== STORED DATA ==
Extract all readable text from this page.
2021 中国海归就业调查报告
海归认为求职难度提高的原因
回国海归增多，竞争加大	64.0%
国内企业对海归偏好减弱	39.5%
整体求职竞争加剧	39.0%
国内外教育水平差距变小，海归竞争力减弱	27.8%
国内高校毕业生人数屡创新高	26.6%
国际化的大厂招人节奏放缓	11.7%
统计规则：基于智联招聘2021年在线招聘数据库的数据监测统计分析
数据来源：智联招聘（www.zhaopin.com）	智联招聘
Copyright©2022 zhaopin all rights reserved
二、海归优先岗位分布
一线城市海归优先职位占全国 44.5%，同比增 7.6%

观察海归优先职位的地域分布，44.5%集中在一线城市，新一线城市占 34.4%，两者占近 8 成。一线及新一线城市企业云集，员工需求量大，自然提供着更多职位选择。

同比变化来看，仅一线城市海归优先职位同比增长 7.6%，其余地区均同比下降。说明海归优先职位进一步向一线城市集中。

== DIRECTIONS ==
From the listing above, collect each line in which the string "zhaopin" appears.

== FINISHED ANSWER ==
数据来源：智联招聘（www.zhaopin.com）	智联招聘
Copyright©2022 zhaopin all rights reserved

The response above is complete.